-- BEGIN --
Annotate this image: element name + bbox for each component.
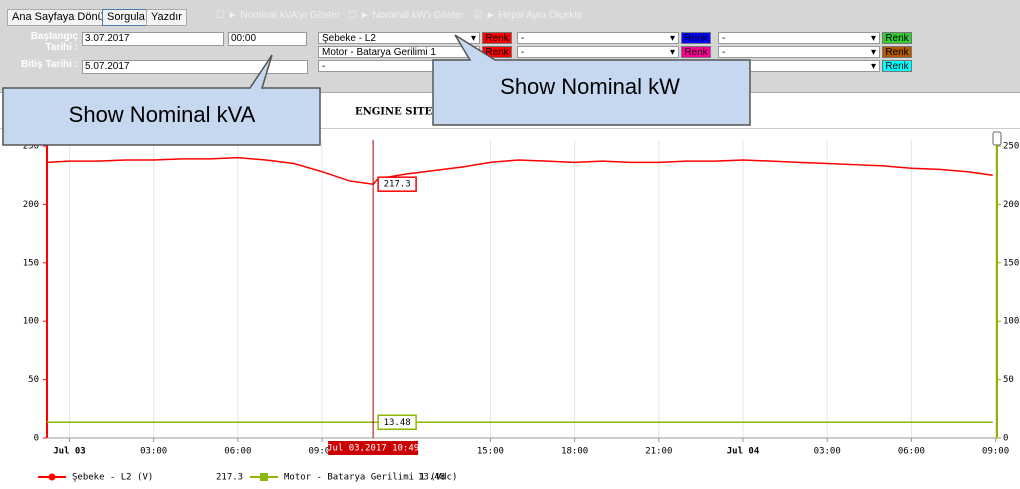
y2-tick-label: 0: [1003, 434, 1008, 444]
print-button[interactable]: Yazdır: [146, 9, 187, 26]
legend-label: Motor - Batarya Gerilimi 1 (Vdc): [284, 473, 457, 483]
checkbox[interactable]: ☐ ► Nominal kVA'yı Göster: [216, 10, 340, 21]
y-tick-label: 250: [23, 142, 39, 152]
y-tick-label: 0: [34, 434, 39, 444]
y-tick-label: 100: [23, 317, 39, 327]
callouts: Show Nominal kVA Show Nominal kW: [2, 34, 751, 146]
checkbox-label: Hepsi Aynı Ölçekte: [498, 10, 583, 21]
scroll-handle: [992, 131, 1002, 146]
x-tick-label: 15:00: [477, 447, 504, 457]
x-tick-label: Jul 03: [53, 447, 86, 457]
y2-tick-label: 50: [1003, 375, 1014, 385]
y2-tick-label: 100: [1003, 317, 1019, 327]
legend-value: 217.3: [216, 473, 243, 483]
series-select[interactable]: -: [718, 46, 880, 59]
plot-border: [0, 128, 1020, 129]
y2-tick-label: 150: [1003, 258, 1019, 268]
start-time[interactable]: 00:00: [228, 32, 307, 46]
checkbox[interactable]: ☐ ► Nominal kW'ı Göster: [348, 10, 464, 21]
color-button[interactable]: Renk: [681, 46, 711, 58]
y-tick-label: 50: [28, 375, 39, 385]
series-select[interactable]: -: [517, 46, 679, 59]
color-button[interactable]: Renk: [882, 46, 912, 58]
x-tick-label: 06:00: [224, 447, 251, 457]
y-tick-label: 150: [23, 258, 39, 268]
start-date[interactable]: 3.07.2017: [82, 32, 224, 46]
end-date[interactable]: 5.07.2017: [82, 60, 308, 74]
x-tick-label: 09:00: [308, 447, 335, 457]
color-button[interactable]: Renk: [882, 60, 912, 72]
series-select[interactable]: -: [718, 32, 880, 45]
color-button[interactable]: Renk: [482, 32, 512, 44]
legend-symbol: [48, 473, 56, 481]
x-tick-label: Jul 04: [727, 447, 760, 457]
y-tick-label: 200: [23, 200, 39, 210]
tooltip-value: 13.48: [384, 418, 411, 428]
x-tick-label: 21:00: [645, 447, 672, 457]
tooltip-box: [377, 414, 417, 431]
legend-label: Şebeke - L2 (V): [72, 473, 153, 483]
x-tick-label: 06:00: [898, 447, 925, 457]
callout-box: [432, 34, 751, 126]
x-tick-label: 18:00: [561, 447, 588, 457]
legend-value: 13.48: [418, 473, 445, 483]
series-select[interactable]: Şebeke - L2: [318, 32, 480, 45]
tooltip-value: 217.3: [384, 180, 411, 190]
checkbox-label: Nominal kVA'yı Göster: [240, 10, 340, 21]
callout-text: Show Nominal kVA: [69, 102, 256, 127]
callout-box: [2, 54, 321, 146]
y2-tick-label: 250: [1003, 142, 1019, 152]
chart-title: ENGINE SITE I: [355, 107, 441, 118]
callout-text: Show Nominal kW: [500, 74, 680, 99]
crosshair-label: Jul 03,2017 10:49: [327, 444, 419, 454]
legend-symbol: [260, 473, 268, 481]
color-button[interactable]: Renk: [482, 46, 512, 58]
x-tick-label: 03:00: [140, 447, 167, 457]
home-button[interactable]: Ana Sayfaya Dönüş: [7, 9, 115, 26]
x-tick-label: 03:00: [814, 447, 841, 457]
color-button[interactable]: Renk: [681, 32, 711, 44]
series-select[interactable]: -: [517, 32, 679, 45]
crosshair-label-bg: [328, 441, 419, 455]
start-label: Başlangıç Tarihi :: [30, 31, 78, 53]
x-tick-label: 09:00: [982, 447, 1009, 457]
tooltip-box: [377, 176, 417, 192]
checkbox[interactable]: ☑ ► Hepsi Aynı Ölçekte: [474, 10, 583, 21]
y2-tick-label: 200: [1003, 200, 1019, 210]
end-label: Bitiş Tarihi :: [20, 59, 78, 70]
series-line: [46, 156, 993, 185]
color-button[interactable]: Renk: [882, 32, 912, 44]
checkbox-label: Nominal kW'ı Göster: [372, 10, 464, 21]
-- END --
• **Your task**: Rewrite all of the data above with every "Renk" changed to "Color" and nothing else altered. Leave the pictures out of your answer.

• **Task result**:
Annotate this image: element name + bbox for each component.
y2-tick-label: 0: [1003, 434, 1008, 444]
print-button[interactable]: Yazdır: [146, 9, 187, 26]
legend-label: Motor - Batarya Gerilimi 1 (Vdc): [284, 473, 457, 483]
checkbox[interactable]: ☐ ► Nominal kVA'yı Göster: [216, 10, 340, 21]
y-tick-label: 250: [23, 142, 39, 152]
y-tick-label: 0: [34, 434, 39, 444]
y-tick-label: 100: [23, 317, 39, 327]
callouts: Show Nominal kVA Show Nominal kW: [2, 34, 751, 146]
checkbox-label: Hepsi Aynı Ölçekte: [498, 10, 583, 21]
scroll-handle: [992, 131, 1002, 146]
x-tick-label: 15:00: [477, 447, 504, 457]
x-tick-label: Jul 03: [53, 447, 86, 457]
y2-tick-label: 50: [1003, 375, 1014, 385]
y2-tick-label: 100: [1003, 317, 1019, 327]
legend-value: 217.3: [216, 473, 243, 483]
series-select[interactable]: -: [718, 46, 880, 59]
plot-border: [0, 128, 1020, 129]
y2-tick-label: 150: [1003, 258, 1019, 268]
start-time[interactable]: 00:00: [228, 32, 307, 46]
checkbox[interactable]: ☐ ► Nominal kW'ı Göster: [348, 10, 464, 21]
color-button[interactable]: Color: [681, 46, 711, 58]
y-tick-label: 50: [28, 375, 39, 385]
series-select[interactable]: -: [517, 46, 679, 59]
color-button[interactable]: Color: [882, 46, 912, 58]
x-tick-label: 06:00: [224, 447, 251, 457]
y-tick-label: 150: [23, 258, 39, 268]
start-date[interactable]: 3.07.2017: [82, 32, 224, 46]
end-date[interactable]: 5.07.2017: [82, 60, 308, 74]
x-tick-label: 09:00: [308, 447, 335, 457]
color-button[interactable]: Color: [882, 60, 912, 72]
series-select[interactable]: -: [718, 32, 880, 45]
color-button[interactable]: Color: [482, 32, 512, 44]
legend-symbol: [48, 473, 56, 481]
x-tick-label: Jul 04: [727, 447, 760, 457]
y-tick-label: 200: [23, 200, 39, 210]
tooltip-value: 13.48: [384, 418, 411, 428]
x-tick-label: 21:00: [645, 447, 672, 457]
tooltip-box: [377, 414, 417, 431]
legend-label: Şebeke - L2 (V): [72, 473, 153, 483]
x-tick-label: 06:00: [898, 447, 925, 457]
callout-box: [432, 34, 751, 126]
x-tick-label: 18:00: [561, 447, 588, 457]
legend-value: 13.48: [418, 473, 445, 483]
series-select[interactable]: Şebeke - L2: [318, 32, 480, 45]
tooltip-value: 217.3: [384, 180, 411, 190]
checkbox-label: Nominal kVA'yı Göster: [240, 10, 340, 21]
callout-text: Show Nominal kVA: [69, 102, 256, 127]
callout-box: [2, 54, 321, 146]
y2-tick-label: 250: [1003, 142, 1019, 152]
chart-title: ENGINE SITE I: [355, 107, 441, 118]
callout-text: Show Nominal kW: [500, 74, 680, 99]
crosshair-label: Jul 03,2017 10:49: [327, 444, 419, 454]
legend-symbol: [260, 473, 268, 481]
color-button[interactable]: Color: [482, 46, 512, 58]
x-tick-label: 03:00: [140, 447, 167, 457]
home-button[interactable]: Ana Sayfaya Dönüş: [7, 9, 115, 26]
x-tick-label: 03:00: [814, 447, 841, 457]
color-button[interactable]: Color: [681, 32, 711, 44]
series-select[interactable]: -: [517, 32, 679, 45]
crosshair-label-bg: [328, 441, 419, 455]
start-label: Başlangıç Tarihi :: [30, 31, 78, 53]
x-tick-label: 09:00: [982, 447, 1009, 457]
tooltip-box: [377, 176, 417, 192]
checkbox[interactable]: ☑ ► Hepsi Aynı Ölçekte: [474, 10, 583, 21]
y2-tick-label: 200: [1003, 200, 1019, 210]
end-label: Bitiş Tarihi :: [20, 59, 78, 70]
series-line: [46, 156, 993, 185]
color-button[interactable]: Color: [882, 32, 912, 44]
checkbox-label: Nominal kW'ı Göster: [372, 10, 464, 21]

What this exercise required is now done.